▶ Task prompt
Collect every line below that contains the word "name".

▶ Given information
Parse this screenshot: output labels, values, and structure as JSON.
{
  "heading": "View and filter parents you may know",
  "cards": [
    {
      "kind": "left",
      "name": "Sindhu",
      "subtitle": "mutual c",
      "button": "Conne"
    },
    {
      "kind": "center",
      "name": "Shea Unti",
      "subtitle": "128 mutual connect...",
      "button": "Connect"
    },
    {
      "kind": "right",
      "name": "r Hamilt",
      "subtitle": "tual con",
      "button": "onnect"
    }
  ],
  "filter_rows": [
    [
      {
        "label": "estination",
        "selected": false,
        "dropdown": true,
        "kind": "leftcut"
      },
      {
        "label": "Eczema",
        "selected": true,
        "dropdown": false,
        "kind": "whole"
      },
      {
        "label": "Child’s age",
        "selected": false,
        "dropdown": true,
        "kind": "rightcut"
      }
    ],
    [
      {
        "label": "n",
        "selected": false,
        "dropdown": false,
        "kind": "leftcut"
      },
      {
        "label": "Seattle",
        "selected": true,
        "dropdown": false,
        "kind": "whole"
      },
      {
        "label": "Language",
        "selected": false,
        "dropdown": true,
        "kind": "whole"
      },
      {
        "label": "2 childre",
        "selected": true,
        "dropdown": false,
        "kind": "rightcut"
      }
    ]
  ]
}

▶ Full answer
      "name": "Sindhu",
      "name": "Shea Unti",
      "name": "r Hamilt",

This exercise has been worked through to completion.